[Given entries]:
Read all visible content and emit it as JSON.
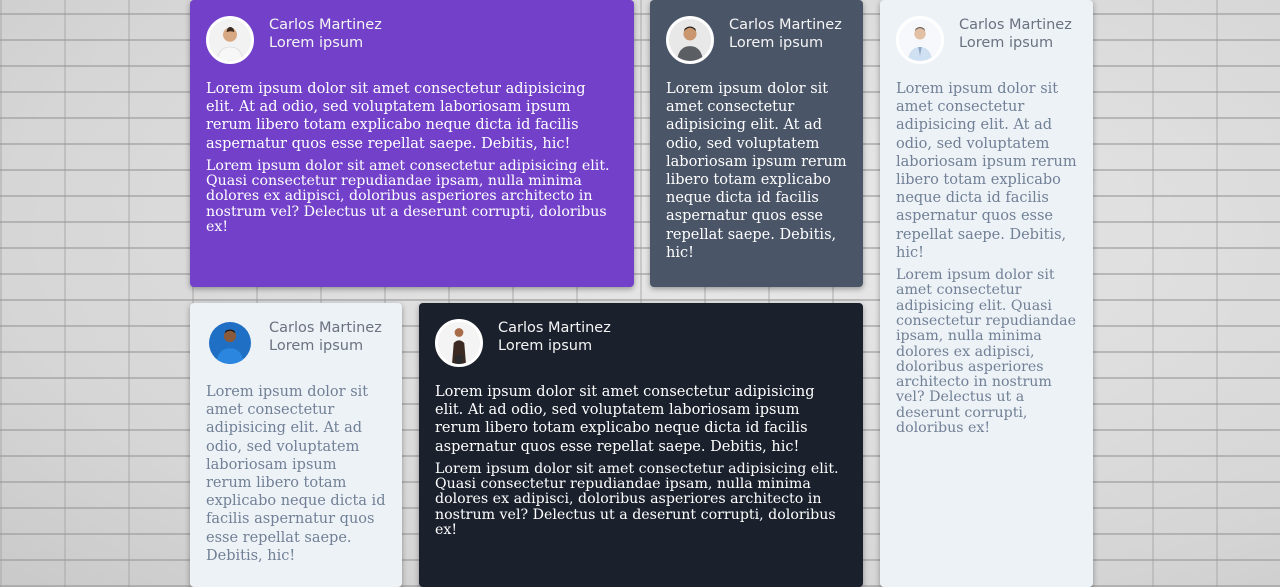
{
  "cards": [
    {
      "name": "Carlos Martinez",
      "role": "Lorem ipsum",
      "p1": "Lorem ipsum dolor sit amet consectetur adipisicing elit. At ad odio, sed voluptatem laboriosam ipsum rerum libero totam explicabo neque dicta id facilis aspernatur quos esse repellat saepe. Debitis, hic!",
      "p2": "Lorem ipsum dolor sit amet consectetur adipisicing elit. Quasi consectetur repudiandae ipsam, nulla minima dolores ex adipisci, doloribus asperiores architecto in nostrum vel? Delectus ut a deserunt corrupti, doloribus ex!",
      "color": "#7240c9"
    },
    {
      "name": "Carlos Martinez",
      "role": "Lorem ipsum",
      "p1": "Lorem ipsum dolor sit amet consectetur adipisicing elit. At ad odio, sed voluptatem laboriosam ipsum rerum libero totam explicabo neque dicta id facilis aspernatur quos esse repellat saepe. Debitis, hic!",
      "color": "#4a5568"
    },
    {
      "name": "Carlos Martinez",
      "role": "Lorem ipsum",
      "p1": "Lorem ipsum dolor sit amet consectetur adipisicing elit. At ad odio, sed voluptatem laboriosam ipsum rerum libero totam explicabo neque dicta id facilis aspernatur quos esse repellat saepe. Debitis, hic!",
      "p2": "Lorem ipsum dolor sit amet consectetur adipisicing elit. Quasi consectetur repudiandae ipsam, nulla minima dolores ex adipisci, doloribus asperiores architecto in nostrum vel? Delectus ut a deserunt corrupti, doloribus ex!",
      "color": "#edf2f7"
    },
    {
      "name": "Carlos Martinez",
      "role": "Lorem ipsum",
      "p1": "Lorem ipsum dolor sit amet consectetur adipisicing elit. At ad odio, sed voluptatem laboriosam ipsum rerum libero totam explicabo neque dicta id facilis aspernatur quos esse repellat saepe. Debitis, hic!",
      "color": "#edf2f7"
    },
    {
      "name": "Carlos Martinez",
      "role": "Lorem ipsum",
      "p1": "Lorem ipsum dolor sit amet consectetur adipisicing elit. At ad odio, sed voluptatem laboriosam ipsum rerum libero totam explicabo neque dicta id facilis aspernatur quos esse repellat saepe. Debitis, hic!",
      "p2": "Lorem ipsum dolor sit amet consectetur adipisicing elit. Quasi consectetur repudiandae ipsam, nulla minima dolores ex adipisci, doloribus asperiores architecto in nostrum vel? Delectus ut a deserunt corrupti, doloribus ex!",
      "color": "#1a202c"
    }
  ]
}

[Goal]: Repeat the material above word for word and skip every image in it.

[Response to the exercise]:
Read all visible content and emit it as JSON.
{
  "cards": [
    {
      "name": "Carlos Martinez",
      "role": "Lorem ipsum",
      "p1": "Lorem ipsum dolor sit amet consectetur adipisicing elit. At ad odio, sed voluptatem laboriosam ipsum rerum libero totam explicabo neque dicta id facilis aspernatur quos esse repellat saepe. Debitis, hic!",
      "p2": "Lorem ipsum dolor sit amet consectetur adipisicing elit. Quasi consectetur repudiandae ipsam, nulla minima dolores ex adipisci, doloribus asperiores architecto in nostrum vel? Delectus ut a deserunt corrupti, doloribus ex!",
      "color": "#7240c9"
    },
    {
      "name": "Carlos Martinez",
      "role": "Lorem ipsum",
      "p1": "Lorem ipsum dolor sit amet consectetur adipisicing elit. At ad odio, sed voluptatem laboriosam ipsum rerum libero totam explicabo neque dicta id facilis aspernatur quos esse repellat saepe. Debitis, hic!",
      "color": "#4a5568"
    },
    {
      "name": "Carlos Martinez",
      "role": "Lorem ipsum",
      "p1": "Lorem ipsum dolor sit amet consectetur adipisicing elit. At ad odio, sed voluptatem laboriosam ipsum rerum libero totam explicabo neque dicta id facilis aspernatur quos esse repellat saepe. Debitis, hic!",
      "p2": "Lorem ipsum dolor sit amet consectetur adipisicing elit. Quasi consectetur repudiandae ipsam, nulla minima dolores ex adipisci, doloribus asperiores architecto in nostrum vel? Delectus ut a deserunt corrupti, doloribus ex!",
      "color": "#edf2f7"
    },
    {
      "name": "Carlos Martinez",
      "role": "Lorem ipsum",
      "p1": "Lorem ipsum dolor sit amet consectetur adipisicing elit. At ad odio, sed voluptatem laboriosam ipsum rerum libero totam explicabo neque dicta id facilis aspernatur quos esse repellat saepe. Debitis, hic!",
      "color": "#edf2f7"
    },
    {
      "name": "Carlos Martinez",
      "role": "Lorem ipsum",
      "p1": "Lorem ipsum dolor sit amet consectetur adipisicing elit. At ad odio, sed voluptatem laboriosam ipsum rerum libero totam explicabo neque dicta id facilis aspernatur quos esse repellat saepe. Debitis, hic!",
      "p2": "Lorem ipsum dolor sit amet consectetur adipisicing elit. Quasi consectetur repudiandae ipsam, nulla minima dolores ex adipisci, doloribus asperiores architecto in nostrum vel? Delectus ut a deserunt corrupti, doloribus ex!",
      "color": "#1a202c"
    }
  ]
}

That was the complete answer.